**Exercise details**
Look for the string "group" in the data below, and copy each line that holds it.

**The data**
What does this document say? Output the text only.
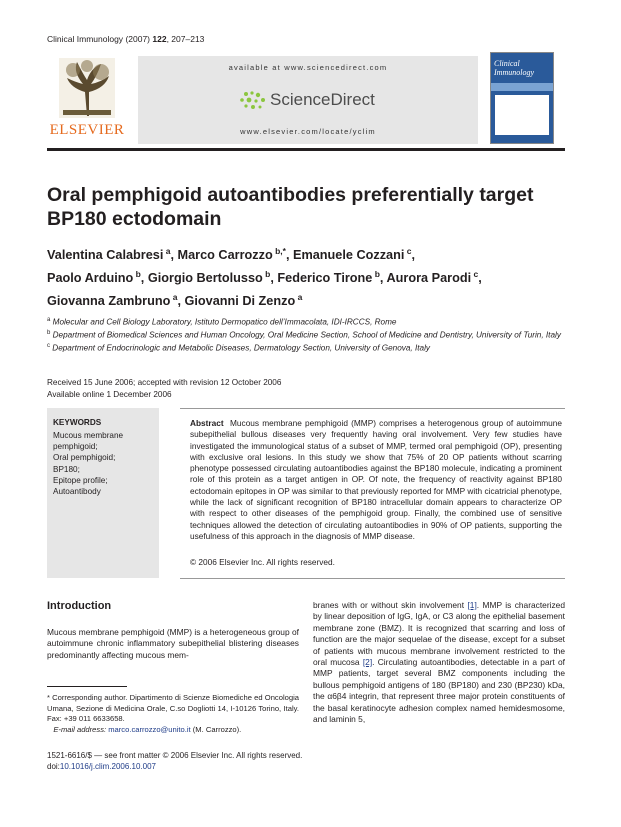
Clinical Immunology (2007) 122, 207–213
ELSEVIER
available at www.sciencedirect.com
ScienceDirect
www.elsevier.com/locate/yclim
Clinical Immunology
Oral pemphigoid autoantibodies preferentially target BP180 ectodomain
Valentina Calabresi $^a$, Marco Carrozzo $^{b,*}$, Emanuele Cozzani $^c$,
Paolo Arduino $^b$, Giorgio Bertolusso $^b$, Federico Tirone $^b$, Aurora Parodi $^c$,
Giovanna Zambruno $^a$, Giovanni Di Zenzo $^a$

$^a$ Molecular and Cell Biology Laboratory, Istituto Dermopatico dell’Immacolata, IDI-IRCCS, Rome

$^b$ Department of Biomedical Sciences and Human Oncology, Oral Medicine Section, School of Medicine and Dentistry, University of Turin, Italy

$^c$ Department of Endocrinologic and Metabolic Diseases, Dermatology Section, University of Genova, Italy

Received 15 June 2006; accepted with revision 12 October 2006
Available online 1 December 2006
KEYWORDS
Mucous membrane pemphigoid;
Oral pemphigoid;
BP180;
Epitope profile;
Autoantibody
Abstract Mucous membrane pemphigoid (MMP) comprises a heterogenous group of autoimmune subepithelial bullous diseases very frequently having oral involvement. Very few studies have investigated the immunological status of a subset of MMP, termed oral pemphigoid (OP), presenting with exclusive oral lesions. In this study we show that 75% of 20 OP patients without scarring phenotype possessed circulating autoantibodies against the BP180 molecule, indicating a prominent role of this protein as a target antigen in OP. Of note, the frequency of reactivity against BP180 ectodomain epitopes in OP was similar to that previously reported for MMP with cicatricial phenotype, while the lack of significant recognition of BP180 intracellular domain appears to characterize OP with respect to other diseases of the pemphigoid group. Finally, the combined use of sensitive techniques allowed the detection of circulating autoantibodies in 90% of OP patients, supporting the usefulness of this approach in the diagnosis of MMP disease.
© 2006 Elsevier Inc. All rights reserved.
Introduction
Mucous membrane pemphigoid (MMP) is a heterogeneous group of autoimmune chronic inflammatory subepithelial blistering diseases predominantly affecting mucous mem-
branes with or without skin involvement [1]. MMP is characterized by linear deposition of IgG, IgA, or C3 along the epithelial basement membrane zone (BMZ). It is recognized that scarring and loss of function are the major sequelae of the disease, except for a subset of patients with mucous membrane involvement restricted to the oral mucosa [2]. Circulating autoantibodies, detectable in a part of MMP patients, target several BMZ components including the bullous pemphigoid antigens of 180 (BP180) and 230 (BP230) kDa, the α6β4 integrin, that represent three major protein constituents of the basal keratinocyte adhesion complex named hemidesmosome, and laminin 5,
* Corresponding author. Dipartimento di Scienze Biomediche ed Oncologia Umana, Sezione di Medicina Orale, C.so Dogliotti 14, I-10126 Torino, Italy. Fax: +39 011 6633658.
E-mail address: marco.carrozzo@unito.it (M. Carrozzo).
1521-6616/$ — see front matter © 2006 Elsevier Inc. All rights reserved.
doi:10.1016/j.clim.2006.10.007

**Exercise answer**
Abstract Mucous membrane pemphigoid (MMP) comprises a heterogenous group of autoimmune subepithelial bullous diseases very frequently having oral involvement. Very few studies have investigated the immunological status of a subset of MMP, termed oral pemphigoid (OP), presenting with exclusive oral lesions. In this study we show that 75% of 20 OP patients without scarring phenotype possessed circulating autoantibodies against the BP180 molecule, indicating a prominent role of this protein as a target antigen in OP. Of note, the frequency of reactivity against BP180 ectodomain epitopes in OP was similar to that previously reported for MMP with cicatricial phenotype, while the lack of significant recognition of BP180 intracellular domain appears to characterize OP with respect to other diseases of the pemphigoid group. Finally, the combined use of sensitive techniques allowed the detection of circulating autoantibodies in 90% of OP patients, supporting the usefulness of this approach in the diagnosis of MMP disease.
Mucous membrane pemphigoid (MMP) is a heterogeneous group of autoimmune chronic inflammatory subepithelial blistering diseases predominantly affecting mucous mem-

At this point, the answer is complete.